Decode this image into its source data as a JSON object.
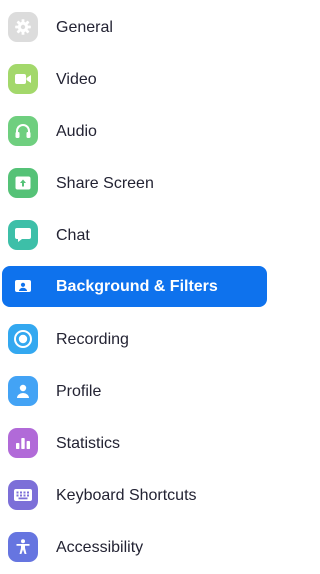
{
  "settings_nav": {
    "selected_index": 5,
    "items": [
      {
        "label": "General",
        "icon": "gear-icon",
        "color": "#dcdcdc"
      },
      {
        "label": "Video",
        "icon": "video-camera-icon",
        "color": "#a3d86b"
      },
      {
        "label": "Audio",
        "icon": "headphones-icon",
        "color": "#6fcf7f"
      },
      {
        "label": "Share Screen",
        "icon": "share-screen-icon",
        "color": "#55c277"
      },
      {
        "label": "Chat",
        "icon": "chat-bubble-icon",
        "color": "#3dbfa8"
      },
      {
        "label": "Background & Filters",
        "icon": "background-filters-icon",
        "color": "#ffffff"
      },
      {
        "label": "Recording",
        "icon": "record-icon",
        "color": "#33a8f0"
      },
      {
        "label": "Profile",
        "icon": "profile-icon",
        "color": "#43a3f5"
      },
      {
        "label": "Statistics",
        "icon": "statistics-icon",
        "color": "#b16ad8"
      },
      {
        "label": "Keyboard Shortcuts",
        "icon": "keyboard-icon",
        "color": "#7c6fd8"
      },
      {
        "label": "Accessibility",
        "icon": "accessibility-icon",
        "color": "#6675e0"
      }
    ]
  }
}
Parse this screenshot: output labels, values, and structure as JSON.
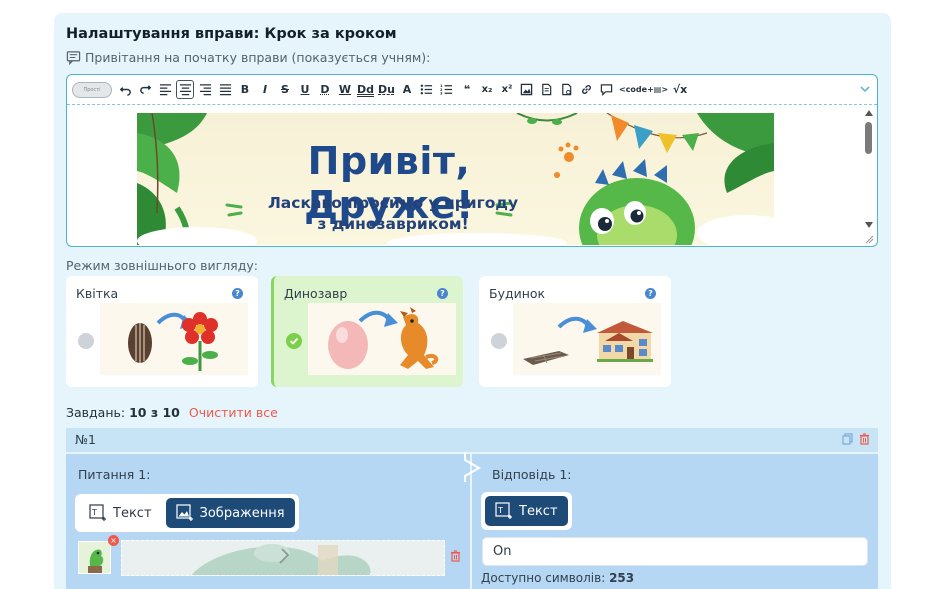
{
  "header": {
    "title": "Налаштування вправи: Крок за кроком",
    "greeting_label": "Привітання на початку вправи (показується учням):"
  },
  "toolbar": {
    "toggle_label": "Прості",
    "code_label": "<code+▤>",
    "buttons": [
      "undo-icon",
      "redo-icon",
      "align-left-icon",
      "align-center-icon",
      "align-right-icon",
      "align-justify-icon",
      "bold-icon",
      "italic-icon",
      "strikethrough-icon",
      "underline-icon",
      "dotted-underline-icon",
      "wavy-underline-icon",
      "double-underline-icon",
      "dashed-underline-icon",
      "clear-format-icon",
      "bullet-list-icon",
      "numbered-list-icon",
      "quote-icon",
      "subscript-icon",
      "superscript-icon",
      "image-icon",
      "document-icon",
      "file-icon",
      "link-icon",
      "comment-icon",
      "code-icon",
      "formula-icon"
    ],
    "labels": {
      "bold": "B",
      "italic": "I",
      "strike": "S",
      "underline": "U",
      "d1": "D",
      "w": "W",
      "dd": "Dd",
      "du": "Du",
      "clear": "A",
      "quote": "❝",
      "sub": "x₂",
      "sup": "x²",
      "formula": "√x"
    }
  },
  "banner": {
    "title": "Привіт, Друже!",
    "subtitle_line1": "Ласкаво просимо у пригоду",
    "subtitle_line2": "з динозавриком!"
  },
  "appearance": {
    "label": "Режим зовнішнього вигляду:",
    "modes": [
      {
        "name": "Квітка",
        "selected": false
      },
      {
        "name": "Динозавр",
        "selected": true
      },
      {
        "name": "Будинок",
        "selected": false
      }
    ],
    "help_glyph": "?"
  },
  "tasks": {
    "label": "Завдань:",
    "count": "10 з 10",
    "clear_all": "Очистити все"
  },
  "task": {
    "number": "№1",
    "question_label": "Питання 1:",
    "answer_label": "Відповідь 1:",
    "question_tabs": [
      {
        "label": "Текст",
        "active": false
      },
      {
        "label": "Зображення",
        "active": true
      }
    ],
    "answer_tabs": [
      {
        "label": "Текст",
        "active": true
      }
    ],
    "answer_value": "On",
    "chars_label": "Доступно символів:",
    "chars_value": "253",
    "remove_glyph": "×"
  },
  "colors": {
    "accent": "#1d4a76",
    "panel": "#e6f4fb",
    "selected_mode": "#dcf5cf",
    "danger": "#ef5a4c",
    "editor_border": "#4fb3c9"
  }
}
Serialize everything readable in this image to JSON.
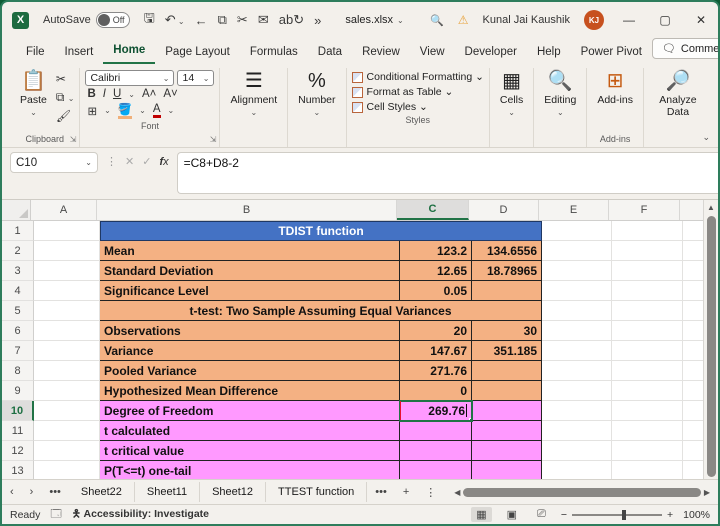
{
  "title_bar": {
    "autosave_label": "AutoSave",
    "autosave_state": "Off",
    "file_name": "sales.xlsx",
    "user_name": "Kunal Jai Kaushik",
    "user_initials": "KJ"
  },
  "ribbon_tabs": [
    {
      "label": "File"
    },
    {
      "label": "Insert"
    },
    {
      "label": "Home"
    },
    {
      "label": "Page Layout"
    },
    {
      "label": "Formulas"
    },
    {
      "label": "Data"
    },
    {
      "label": "Review"
    },
    {
      "label": "View"
    },
    {
      "label": "Developer"
    },
    {
      "label": "Help"
    },
    {
      "label": "Power Pivot"
    }
  ],
  "comments_label": "Comments",
  "ribbon": {
    "clipboard": {
      "group_label": "Clipboard",
      "paste_label": "Paste"
    },
    "font": {
      "group_label": "Font",
      "font_name": "Calibri",
      "font_size": "14"
    },
    "alignment": {
      "group_label": "Alignment"
    },
    "number": {
      "group_label": "Number"
    },
    "styles": {
      "group_label": "Styles",
      "conditional_formatting": "Conditional Formatting ⌄",
      "format_as_table": "Format as Table ⌄",
      "cell_styles": "Cell Styles ⌄"
    },
    "cells": {
      "group_label": "Cells"
    },
    "editing": {
      "group_label": "Editing"
    },
    "addins": {
      "group_label": "Add-ins",
      "button_label": "Add-ins"
    },
    "analyze": {
      "button_label": "Analyze Data"
    }
  },
  "formula_bar": {
    "name_box": "C10",
    "formula": "=C8+D8-2"
  },
  "grid": {
    "selected_cell": "C10",
    "column_headers": [
      "A",
      "B",
      "C",
      "D",
      "E",
      "F"
    ],
    "rows": [
      {
        "n": "1",
        "merged": "TDIST function"
      },
      {
        "n": "2",
        "b": "Mean",
        "c": "123.2",
        "d": "134.6556"
      },
      {
        "n": "3",
        "b": "Standard Deviation",
        "c": "12.65",
        "d": "18.78965"
      },
      {
        "n": "4",
        "b": "Significance Level",
        "c": "0.05",
        "d": ""
      },
      {
        "n": "5",
        "merged": "t-test: Two Sample Assuming Equal Variances"
      },
      {
        "n": "6",
        "b": "Observations",
        "c": "20",
        "d": "30"
      },
      {
        "n": "7",
        "b": "Variance",
        "c": "147.67",
        "d": "351.185"
      },
      {
        "n": "8",
        "b": "Pooled Variance",
        "c": "271.76",
        "d": ""
      },
      {
        "n": "9",
        "b": "Hypothesized Mean Difference",
        "c": "0",
        "d": ""
      },
      {
        "n": "10",
        "b": "Degree of Freedom",
        "c": "269.76",
        "d": ""
      },
      {
        "n": "11",
        "b": "t calculated",
        "c": "",
        "d": ""
      },
      {
        "n": "12",
        "b": "t critical value",
        "c": "",
        "d": ""
      },
      {
        "n": "13",
        "b": "P(T<=t) one-tail",
        "c": "",
        "d": ""
      }
    ]
  },
  "sheet_tabs": [
    {
      "label": "Sheet22"
    },
    {
      "label": "Sheet11"
    },
    {
      "label": "Sheet12"
    },
    {
      "label": "TTEST function"
    }
  ],
  "status_bar": {
    "mode": "Ready",
    "accessibility": "Accessibility: Investigate",
    "zoom_level": "100%"
  },
  "colors": {
    "header_blue": "#4472C4",
    "band_orange": "#F4B183",
    "band_pink": "#FF99FF",
    "annotation_red": "#E8112D",
    "excel_green": "#217346"
  }
}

☆ ☆ ☆ ☆

▸ CHALLENGE
All of the data above should be transcribed verbatim, with pictures omitted.

▸ SOLUTION FOR THIS EXERCISE
Decode this image into its source data as a JSON object.
{
  "settings_nav": {
    "selected_index": 5,
    "items": [
      {
        "label": "General",
        "icon": "gear-icon",
        "color": "#dcdcdc"
      },
      {
        "label": "Video",
        "icon": "video-camera-icon",
        "color": "#a3d86b"
      },
      {
        "label": "Audio",
        "icon": "headphones-icon",
        "color": "#6fcf7f"
      },
      {
        "label": "Share Screen",
        "icon": "share-screen-icon",
        "color": "#55c277"
      },
      {
        "label": "Chat",
        "icon": "chat-bubble-icon",
        "color": "#3dbfa8"
      },
      {
        "label": "Background & Filters",
        "icon": "background-filters-icon",
        "color": "#ffffff"
      },
      {
        "label": "Recording",
        "icon": "record-icon",
        "color": "#33a8f0"
      },
      {
        "label": "Profile",
        "icon": "profile-icon",
        "color": "#43a3f5"
      },
      {
        "label": "Statistics",
        "icon": "statistics-icon",
        "color": "#b16ad8"
      },
      {
        "label": "Keyboard Shortcuts",
        "icon": "keyboard-icon",
        "color": "#7c6fd8"
      },
      {
        "label": "Accessibility",
        "icon": "accessibility-icon",
        "color": "#6675e0"
      }
    ]
  }
}
Parse this screenshot: output labels, values, and structure as JSON.
{
  "header": {
    "title": "Налаштування вправи: Крок за кроком",
    "greeting_label": "Привітання на початку вправи (показується учням):"
  },
  "toolbar": {
    "toggle_label": "Прості",
    "code_label": "<code+▤>",
    "buttons": [
      "undo-icon",
      "redo-icon",
      "align-left-icon",
      "align-center-icon",
      "align-right-icon",
      "align-justify-icon",
      "bold-icon",
      "italic-icon",
      "strikethrough-icon",
      "underline-icon",
      "dotted-underline-icon",
      "wavy-underline-icon",
      "double-underline-icon",
      "dashed-underline-icon",
      "clear-format-icon",
      "bullet-list-icon",
      "numbered-list-icon",
      "quote-icon",
      "subscript-icon",
      "superscript-icon",
      "image-icon",
      "document-icon",
      "file-icon",
      "link-icon",
      "comment-icon",
      "code-icon",
      "formula-icon"
    ],
    "labels": {
      "bold": "B",
      "italic": "I",
      "strike": "S",
      "underline": "U",
      "d1": "D",
      "w": "W",
      "dd": "Dd",
      "du": "Du",
      "clear": "A",
      "quote": "❝",
      "sub": "x₂",
      "sup": "x²",
      "formula": "√x"
    }
  },
  "banner": {
    "title": "Привіт, Друже!",
    "subtitle_line1": "Ласкаво просимо у пригоду",
    "subtitle_line2": "з динозавриком!"
  },
  "appearance": {
    "label": "Режим зовнішнього вигляду:",
    "modes": [
      {
        "name": "Квітка",
        "selected": false
      },
      {
        "name": "Динозавр",
        "selected": true
      },
      {
        "name": "Будинок",
        "selected": false
      }
    ],
    "help_glyph": "?"
  },
  "tasks": {
    "label": "Завдань:",
    "count": "10 з 10",
    "clear_all": "Очистити все"
  },
  "task": {
    "number": "№1",
    "question_label": "Питання 1:",
    "answer_label": "Відповідь 1:",
    "question_tabs": [
      {
        "label": "Текст",
        "active": false
      },
      {
        "label": "Зображення",
        "active": true
      }
    ],
    "answer_tabs": [
      {
        "label": "Текст",
        "active": true
      }
    ],
    "answer_value": "On",
    "chars_label": "Доступно символів:",
    "chars_value": "253",
    "remove_glyph": "×"
  },
  "colors": {
    "accent": "#1d4a76",
    "panel": "#e6f4fb",
    "selected_mode": "#dcf5cf",
    "danger": "#ef5a4c",
    "editor_border": "#4fb3c9"
  }
}
Serialize everything readable in this image to JSON.
{
  "title_bar": {
    "autosave_label": "AutoSave",
    "autosave_state": "Off",
    "file_name": "sales.xlsx",
    "user_name": "Kunal Jai Kaushik",
    "user_initials": "KJ"
  },
  "ribbon_tabs": [
    {
      "label": "File"
    },
    {
      "label": "Insert"
    },
    {
      "label": "Home"
    },
    {
      "label": "Page Layout"
    },
    {
      "label": "Formulas"
    },
    {
      "label": "Data"
    },
    {
      "label": "Review"
    },
    {
      "label": "View"
    },
    {
      "label": "Developer"
    },
    {
      "label": "Help"
    },
    {
      "label": "Power Pivot"
    }
  ],
  "comments_label": "Comments",
  "ribbon": {
    "clipboard": {
      "group_label": "Clipboard",
      "paste_label": "Paste"
    },
    "font": {
      "group_label": "Font",
      "font_name": "Calibri",
      "font_size": "14"
    },
    "alignment": {
      "group_label": "Alignment"
    },
    "number": {
      "group_label": "Number"
    },
    "styles": {
      "group_label": "Styles",
      "conditional_formatting": "Conditional Formatting ⌄",
      "format_as_table": "Format as Table ⌄",
      "cell_styles": "Cell Styles ⌄"
    },
    "cells": {
      "group_label": "Cells"
    },
    "editing": {
      "group_label": "Editing"
    },
    "addins": {
      "group_label": "Add-ins",
      "button_label": "Add-ins"
    },
    "analyze": {
      "button_label": "Analyze Data"
    }
  },
  "formula_bar": {
    "name_box": "C10",
    "formula": "=C8+D8-2"
  },
  "grid": {
    "selected_cell": "C10",
    "column_headers": [
      "A",
      "B",
      "C",
      "D",
      "E",
      "F"
    ],
    "rows": [
      {
        "n": "1",
        "merged": "TDIST function"
      },
      {
        "n": "2",
        "b": "Mean",
        "c": "123.2",
        "d": "134.6556"
      },
      {
        "n": "3",
        "b": "Standard Deviation",
        "c": "12.65",
        "d": "18.78965"
      },
      {
        "n": "4",
        "b": "Significance Level",
        "c": "0.05",
        "d": ""
      },
      {
        "n": "5",
        "merged": "t-test: Two Sample Assuming Equal Variances"
      },
      {
        "n": "6",
        "b": "Observations",
        "c": "20",
        "d": "30"
      },
      {
        "n": "7",
        "b": "Variance",
        "c": "147.67",
        "d": "351.185"
      },
      {
        "n": "8",
        "b": "Pooled Variance",
        "c": "271.76",
        "d": ""
      },
      {
        "n": "9",
        "b": "Hypothesized Mean Difference",
        "c": "0",
        "d": ""
      },
      {
        "n": "10",
        "b": "Degree of Freedom",
        "c": "269.76",
        "d": ""
      },
      {
        "n": "11",
        "b": "t calculated",
        "c": "",
        "d": ""
      },
      {
        "n": "12",
        "b": "t critical value",
        "c": "",
        "d": ""
      },
      {
        "n": "13",
        "b": "P(T<=t) one-tail",
        "c": "",
        "d": ""
      }
    ]
  },
  "sheet_tabs": [
    {
      "label": "Sheet22"
    },
    {
      "label": "Sheet11"
    },
    {
      "label": "Sheet12"
    },
    {
      "label": "TTEST function"
    }
  ],
  "status_bar": {
    "mode": "Ready",
    "accessibility": "Accessibility: Investigate",
    "zoom_level": "100%"
  },
  "colors": {
    "header_blue": "#4472C4",
    "band_orange": "#F4B183",
    "band_pink": "#FF99FF",
    "annotation_red": "#E8112D",
    "excel_green": "#217346"
  }
}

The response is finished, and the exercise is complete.